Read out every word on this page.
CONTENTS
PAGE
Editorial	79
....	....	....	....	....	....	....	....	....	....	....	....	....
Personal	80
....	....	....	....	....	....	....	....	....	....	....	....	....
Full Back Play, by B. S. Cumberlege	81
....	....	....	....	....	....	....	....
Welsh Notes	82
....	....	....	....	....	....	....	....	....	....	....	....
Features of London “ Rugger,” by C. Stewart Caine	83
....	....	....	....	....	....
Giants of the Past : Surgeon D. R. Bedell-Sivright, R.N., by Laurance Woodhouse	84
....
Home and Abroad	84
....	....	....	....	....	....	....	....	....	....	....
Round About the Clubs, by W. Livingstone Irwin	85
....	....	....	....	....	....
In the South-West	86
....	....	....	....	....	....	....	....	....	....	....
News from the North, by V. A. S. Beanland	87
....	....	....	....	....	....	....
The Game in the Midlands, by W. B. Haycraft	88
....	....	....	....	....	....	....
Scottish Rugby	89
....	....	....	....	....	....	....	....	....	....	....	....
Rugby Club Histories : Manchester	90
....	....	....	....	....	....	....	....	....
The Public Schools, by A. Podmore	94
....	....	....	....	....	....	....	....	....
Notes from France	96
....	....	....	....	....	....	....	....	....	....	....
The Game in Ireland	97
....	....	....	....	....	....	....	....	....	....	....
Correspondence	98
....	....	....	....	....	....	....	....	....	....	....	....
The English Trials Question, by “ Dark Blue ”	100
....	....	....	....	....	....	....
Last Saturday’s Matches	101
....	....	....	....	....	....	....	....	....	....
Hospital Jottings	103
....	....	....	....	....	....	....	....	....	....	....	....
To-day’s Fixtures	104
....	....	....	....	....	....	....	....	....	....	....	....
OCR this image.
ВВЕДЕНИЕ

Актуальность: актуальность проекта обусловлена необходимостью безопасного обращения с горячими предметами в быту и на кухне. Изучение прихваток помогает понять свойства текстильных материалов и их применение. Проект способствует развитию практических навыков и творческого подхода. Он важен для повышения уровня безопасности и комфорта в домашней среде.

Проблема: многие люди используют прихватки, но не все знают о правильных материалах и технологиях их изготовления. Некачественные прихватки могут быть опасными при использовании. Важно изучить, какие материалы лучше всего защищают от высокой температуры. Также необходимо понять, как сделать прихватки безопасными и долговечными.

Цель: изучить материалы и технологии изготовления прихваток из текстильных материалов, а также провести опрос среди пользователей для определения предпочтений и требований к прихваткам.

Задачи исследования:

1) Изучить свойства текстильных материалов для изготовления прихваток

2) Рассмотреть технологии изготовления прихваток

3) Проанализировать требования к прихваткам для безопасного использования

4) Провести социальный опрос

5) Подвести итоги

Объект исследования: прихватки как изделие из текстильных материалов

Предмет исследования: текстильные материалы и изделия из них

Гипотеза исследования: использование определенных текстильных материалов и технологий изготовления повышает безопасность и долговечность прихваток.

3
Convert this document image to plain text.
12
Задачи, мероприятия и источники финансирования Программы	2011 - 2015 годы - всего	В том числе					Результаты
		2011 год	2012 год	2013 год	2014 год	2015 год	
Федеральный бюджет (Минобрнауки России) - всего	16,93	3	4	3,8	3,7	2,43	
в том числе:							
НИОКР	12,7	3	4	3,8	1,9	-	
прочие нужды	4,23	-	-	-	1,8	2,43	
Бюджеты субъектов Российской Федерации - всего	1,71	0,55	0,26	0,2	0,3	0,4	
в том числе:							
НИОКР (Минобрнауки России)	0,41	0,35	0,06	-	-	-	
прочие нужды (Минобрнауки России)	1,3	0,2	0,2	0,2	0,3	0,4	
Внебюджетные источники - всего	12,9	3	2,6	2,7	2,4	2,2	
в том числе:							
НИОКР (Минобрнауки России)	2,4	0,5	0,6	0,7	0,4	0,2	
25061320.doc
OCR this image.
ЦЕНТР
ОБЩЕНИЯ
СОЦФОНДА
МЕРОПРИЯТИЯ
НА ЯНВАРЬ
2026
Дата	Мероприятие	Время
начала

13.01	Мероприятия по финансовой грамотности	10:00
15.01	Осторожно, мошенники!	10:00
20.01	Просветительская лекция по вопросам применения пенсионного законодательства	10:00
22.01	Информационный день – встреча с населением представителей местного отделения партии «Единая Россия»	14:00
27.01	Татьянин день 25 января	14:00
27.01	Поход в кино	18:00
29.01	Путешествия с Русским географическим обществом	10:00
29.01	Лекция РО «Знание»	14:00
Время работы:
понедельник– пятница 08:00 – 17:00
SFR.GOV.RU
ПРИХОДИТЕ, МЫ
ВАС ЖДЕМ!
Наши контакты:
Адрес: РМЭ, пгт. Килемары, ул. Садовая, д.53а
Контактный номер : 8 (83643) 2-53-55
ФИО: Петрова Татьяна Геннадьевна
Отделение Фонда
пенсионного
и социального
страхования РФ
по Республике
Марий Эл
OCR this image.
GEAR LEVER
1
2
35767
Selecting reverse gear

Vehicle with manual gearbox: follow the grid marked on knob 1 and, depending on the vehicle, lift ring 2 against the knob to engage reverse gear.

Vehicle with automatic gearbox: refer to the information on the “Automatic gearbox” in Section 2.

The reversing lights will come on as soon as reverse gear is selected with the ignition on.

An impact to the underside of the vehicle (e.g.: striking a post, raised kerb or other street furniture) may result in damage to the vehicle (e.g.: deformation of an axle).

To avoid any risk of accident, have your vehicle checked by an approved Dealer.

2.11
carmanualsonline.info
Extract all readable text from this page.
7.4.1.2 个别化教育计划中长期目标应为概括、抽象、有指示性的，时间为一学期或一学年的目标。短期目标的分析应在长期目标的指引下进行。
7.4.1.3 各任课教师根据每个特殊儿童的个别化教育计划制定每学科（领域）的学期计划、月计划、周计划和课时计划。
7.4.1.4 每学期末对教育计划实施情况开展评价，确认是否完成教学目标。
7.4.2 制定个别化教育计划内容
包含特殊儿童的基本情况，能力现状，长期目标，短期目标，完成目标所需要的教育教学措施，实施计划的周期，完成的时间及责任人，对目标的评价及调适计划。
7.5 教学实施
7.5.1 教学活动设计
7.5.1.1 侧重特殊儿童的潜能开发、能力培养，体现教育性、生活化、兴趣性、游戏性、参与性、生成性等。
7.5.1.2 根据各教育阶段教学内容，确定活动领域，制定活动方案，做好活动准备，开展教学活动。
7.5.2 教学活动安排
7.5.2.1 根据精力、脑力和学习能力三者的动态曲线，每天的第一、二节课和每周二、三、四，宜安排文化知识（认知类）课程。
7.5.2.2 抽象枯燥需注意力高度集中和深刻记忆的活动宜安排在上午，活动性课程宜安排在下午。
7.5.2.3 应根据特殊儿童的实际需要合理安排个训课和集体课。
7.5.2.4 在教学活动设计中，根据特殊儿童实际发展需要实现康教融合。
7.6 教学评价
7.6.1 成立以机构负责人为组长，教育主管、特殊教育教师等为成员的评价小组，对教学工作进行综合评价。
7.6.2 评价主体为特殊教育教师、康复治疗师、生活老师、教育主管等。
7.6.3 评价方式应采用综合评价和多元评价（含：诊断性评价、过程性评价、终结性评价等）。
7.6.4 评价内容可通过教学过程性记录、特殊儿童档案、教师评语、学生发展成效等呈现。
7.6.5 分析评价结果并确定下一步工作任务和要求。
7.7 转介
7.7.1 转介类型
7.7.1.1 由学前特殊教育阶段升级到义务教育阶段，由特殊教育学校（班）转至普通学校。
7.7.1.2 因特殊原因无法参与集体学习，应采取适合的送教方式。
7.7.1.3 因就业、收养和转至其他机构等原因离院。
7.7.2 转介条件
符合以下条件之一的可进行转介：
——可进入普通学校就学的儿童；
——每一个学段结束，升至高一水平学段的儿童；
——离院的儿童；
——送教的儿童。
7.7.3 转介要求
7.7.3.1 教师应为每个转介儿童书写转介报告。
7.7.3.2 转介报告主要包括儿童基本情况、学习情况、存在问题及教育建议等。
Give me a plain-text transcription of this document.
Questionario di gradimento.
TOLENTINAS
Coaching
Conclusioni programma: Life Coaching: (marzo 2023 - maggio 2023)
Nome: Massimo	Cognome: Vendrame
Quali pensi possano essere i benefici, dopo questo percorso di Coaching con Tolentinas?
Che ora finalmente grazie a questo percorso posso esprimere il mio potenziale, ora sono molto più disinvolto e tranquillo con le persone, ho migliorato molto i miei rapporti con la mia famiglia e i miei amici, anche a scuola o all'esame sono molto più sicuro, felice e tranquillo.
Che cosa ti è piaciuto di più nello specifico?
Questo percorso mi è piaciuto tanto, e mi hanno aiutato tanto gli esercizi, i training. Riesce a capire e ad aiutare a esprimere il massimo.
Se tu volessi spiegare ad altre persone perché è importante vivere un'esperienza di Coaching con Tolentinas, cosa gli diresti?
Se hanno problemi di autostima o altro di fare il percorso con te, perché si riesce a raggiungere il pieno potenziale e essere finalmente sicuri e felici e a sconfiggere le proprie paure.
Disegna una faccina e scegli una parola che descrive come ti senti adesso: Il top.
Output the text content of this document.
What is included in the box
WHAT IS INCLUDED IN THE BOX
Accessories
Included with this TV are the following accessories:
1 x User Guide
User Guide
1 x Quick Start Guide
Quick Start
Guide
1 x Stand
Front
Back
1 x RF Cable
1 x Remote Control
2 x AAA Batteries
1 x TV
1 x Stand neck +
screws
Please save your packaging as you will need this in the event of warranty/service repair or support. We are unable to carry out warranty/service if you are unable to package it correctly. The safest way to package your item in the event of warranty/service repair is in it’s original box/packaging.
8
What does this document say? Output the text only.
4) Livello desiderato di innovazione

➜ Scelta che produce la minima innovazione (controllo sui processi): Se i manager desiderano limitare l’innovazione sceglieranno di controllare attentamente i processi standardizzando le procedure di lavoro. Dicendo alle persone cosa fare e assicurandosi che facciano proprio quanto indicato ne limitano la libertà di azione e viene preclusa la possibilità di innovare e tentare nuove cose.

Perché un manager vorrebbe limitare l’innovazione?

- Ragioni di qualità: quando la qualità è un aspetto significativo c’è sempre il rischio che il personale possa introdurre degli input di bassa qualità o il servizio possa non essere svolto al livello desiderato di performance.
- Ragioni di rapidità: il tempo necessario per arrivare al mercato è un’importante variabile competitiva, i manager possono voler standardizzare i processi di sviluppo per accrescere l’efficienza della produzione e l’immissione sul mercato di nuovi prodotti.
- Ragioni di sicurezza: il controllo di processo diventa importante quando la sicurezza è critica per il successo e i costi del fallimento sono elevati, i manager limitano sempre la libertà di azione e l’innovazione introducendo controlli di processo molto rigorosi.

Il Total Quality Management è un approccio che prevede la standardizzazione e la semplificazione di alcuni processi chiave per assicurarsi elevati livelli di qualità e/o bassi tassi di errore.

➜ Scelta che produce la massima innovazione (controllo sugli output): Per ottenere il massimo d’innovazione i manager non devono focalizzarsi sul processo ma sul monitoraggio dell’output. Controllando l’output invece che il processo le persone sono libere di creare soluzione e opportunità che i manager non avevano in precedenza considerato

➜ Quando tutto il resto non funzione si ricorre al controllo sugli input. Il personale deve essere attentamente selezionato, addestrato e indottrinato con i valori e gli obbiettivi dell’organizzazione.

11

::::::::::

| Given problem |
Pull out the lines above in which the word "desiderato" appears.

| Problem solution |
4) Livello desiderato di innovazione
- Ragioni di qualità: quando la qualità è un aspetto significativo c’è sempre il rischio che il personale possa introdurre degli input di bassa qualità o il servizio possa non essere svolto al livello desiderato di performance.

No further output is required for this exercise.